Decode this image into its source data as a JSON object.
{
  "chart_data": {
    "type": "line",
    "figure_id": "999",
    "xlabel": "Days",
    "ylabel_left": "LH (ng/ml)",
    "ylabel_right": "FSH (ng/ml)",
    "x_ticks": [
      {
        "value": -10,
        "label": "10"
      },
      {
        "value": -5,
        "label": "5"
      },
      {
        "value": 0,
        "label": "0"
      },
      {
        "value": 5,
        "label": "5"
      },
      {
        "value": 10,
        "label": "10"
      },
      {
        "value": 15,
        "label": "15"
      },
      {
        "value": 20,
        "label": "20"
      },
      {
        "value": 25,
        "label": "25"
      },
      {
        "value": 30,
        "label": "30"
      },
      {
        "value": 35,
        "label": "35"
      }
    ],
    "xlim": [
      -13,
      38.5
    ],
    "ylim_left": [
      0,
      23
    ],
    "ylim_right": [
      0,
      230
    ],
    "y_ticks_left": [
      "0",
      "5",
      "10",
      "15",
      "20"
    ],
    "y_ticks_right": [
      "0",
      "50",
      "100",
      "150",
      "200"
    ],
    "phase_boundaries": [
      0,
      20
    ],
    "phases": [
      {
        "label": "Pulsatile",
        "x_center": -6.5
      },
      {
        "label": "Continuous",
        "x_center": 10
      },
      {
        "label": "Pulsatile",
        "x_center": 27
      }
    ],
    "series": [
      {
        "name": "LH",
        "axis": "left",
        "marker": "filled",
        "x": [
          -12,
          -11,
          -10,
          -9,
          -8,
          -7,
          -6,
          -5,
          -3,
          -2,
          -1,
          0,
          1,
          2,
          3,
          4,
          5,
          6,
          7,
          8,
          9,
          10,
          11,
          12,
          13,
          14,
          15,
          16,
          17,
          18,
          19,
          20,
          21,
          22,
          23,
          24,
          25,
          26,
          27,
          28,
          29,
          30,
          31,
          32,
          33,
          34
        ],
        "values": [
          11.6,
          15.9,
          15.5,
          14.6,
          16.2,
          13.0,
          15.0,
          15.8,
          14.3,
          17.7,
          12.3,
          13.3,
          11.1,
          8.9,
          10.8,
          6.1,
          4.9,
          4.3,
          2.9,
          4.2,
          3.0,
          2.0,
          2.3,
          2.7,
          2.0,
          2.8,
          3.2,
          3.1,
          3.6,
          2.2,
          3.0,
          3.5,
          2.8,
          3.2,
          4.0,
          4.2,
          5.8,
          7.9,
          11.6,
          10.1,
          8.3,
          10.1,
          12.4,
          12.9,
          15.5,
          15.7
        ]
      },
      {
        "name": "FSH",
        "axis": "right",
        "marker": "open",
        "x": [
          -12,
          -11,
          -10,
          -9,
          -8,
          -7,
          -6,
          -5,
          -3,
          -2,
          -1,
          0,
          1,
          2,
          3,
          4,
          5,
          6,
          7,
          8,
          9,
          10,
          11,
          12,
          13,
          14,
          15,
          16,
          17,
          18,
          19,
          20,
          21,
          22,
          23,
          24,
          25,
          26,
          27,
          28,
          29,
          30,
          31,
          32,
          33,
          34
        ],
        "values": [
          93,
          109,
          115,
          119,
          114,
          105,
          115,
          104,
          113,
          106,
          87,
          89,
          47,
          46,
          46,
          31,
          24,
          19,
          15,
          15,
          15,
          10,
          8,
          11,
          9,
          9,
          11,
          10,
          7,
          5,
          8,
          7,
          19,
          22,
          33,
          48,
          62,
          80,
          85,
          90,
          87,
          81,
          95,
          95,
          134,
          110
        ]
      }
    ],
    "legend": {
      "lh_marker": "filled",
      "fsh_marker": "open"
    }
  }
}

### Task details
Print all of the entries again, exactly as written.

### Solved exercise
Decode this image into its source data as a JSON object.
{
  "chart_data": {
    "type": "line",
    "figure_id": "999",
    "xlabel": "Days",
    "ylabel_left": "LH (ng/ml)",
    "ylabel_right": "FSH (ng/ml)",
    "x_ticks": [
      {
        "value": -10,
        "label": "10"
      },
      {
        "value": -5,
        "label": "5"
      },
      {
        "value": 0,
        "label": "0"
      },
      {
        "value": 5,
        "label": "5"
      },
      {
        "value": 10,
        "label": "10"
      },
      {
        "value": 15,
        "label": "15"
      },
      {
        "value": 20,
        "label": "20"
      },
      {
        "value": 25,
        "label": "25"
      },
      {
        "value": 30,
        "label": "30"
      },
      {
        "value": 35,
        "label": "35"
      }
    ],
    "xlim": [
      -13,
      38.5
    ],
    "ylim_left": [
      0,
      23
    ],
    "ylim_right": [
      0,
      230
    ],
    "y_ticks_left": [
      "0",
      "5",
      "10",
      "15",
      "20"
    ],
    "y_ticks_right": [
      "0",
      "50",
      "100",
      "150",
      "200"
    ],
    "phase_boundaries": [
      0,
      20
    ],
    "phases": [
      {
        "label": "Pulsatile",
        "x_center": -6.5
      },
      {
        "label": "Continuous",
        "x_center": 10
      },
      {
        "label": "Pulsatile",
        "x_center": 27
      }
    ],
    "series": [
      {
        "name": "LH",
        "axis": "left",
        "marker": "filled",
        "x": [
          -12,
          -11,
          -10,
          -9,
          -8,
          -7,
          -6,
          -5,
          -3,
          -2,
          -1,
          0,
          1,
          2,
          3,
          4,
          5,
          6,
          7,
          8,
          9,
          10,
          11,
          12,
          13,
          14,
          15,
          16,
          17,
          18,
          19,
          20,
          21,
          22,
          23,
          24,
          25,
          26,
          27,
          28,
          29,
          30,
          31,
          32,
          33,
          34
        ],
        "values": [
          11.6,
          15.9,
          15.5,
          14.6,
          16.2,
          13.0,
          15.0,
          15.8,
          14.3,
          17.7,
          12.3,
          13.3,
          11.1,
          8.9,
          10.8,
          6.1,
          4.9,
          4.3,
          2.9,
          4.2,
          3.0,
          2.0,
          2.3,
          2.7,
          2.0,
          2.8,
          3.2,
          3.1,
          3.6,
          2.2,
          3.0,
          3.5,
          2.8,
          3.2,
          4.0,
          4.2,
          5.8,
          7.9,
          11.6,
          10.1,
          8.3,
          10.1,
          12.4,
          12.9,
          15.5,
          15.7
        ]
      },
      {
        "name": "FSH",
        "axis": "right",
        "marker": "open",
        "x": [
          -12,
          -11,
          -10,
          -9,
          -8,
          -7,
          -6,
          -5,
          -3,
          -2,
          -1,
          0,
          1,
          2,
          3,
          4,
          5,
          6,
          7,
          8,
          9,
          10,
          11,
          12,
          13,
          14,
          15,
          16,
          17,
          18,
          19,
          20,
          21,
          22,
          23,
          24,
          25,
          26,
          27,
          28,
          29,
          30,
          31,
          32,
          33,
          34
        ],
        "values": [
          93,
          109,
          115,
          119,
          114,
          105,
          115,
          104,
          113,
          106,
          87,
          89,
          47,
          46,
          46,
          31,
          24,
          19,
          15,
          15,
          15,
          10,
          8,
          11,
          9,
          9,
          11,
          10,
          7,
          5,
          8,
          7,
          19,
          22,
          33,
          48,
          62,
          80,
          85,
          90,
          87,
          81,
          95,
          95,
          134,
          110
        ]
      }
    ],
    "legend": {
      "lh_marker": "filled",
      "fsh_marker": "open"
    }
  }
}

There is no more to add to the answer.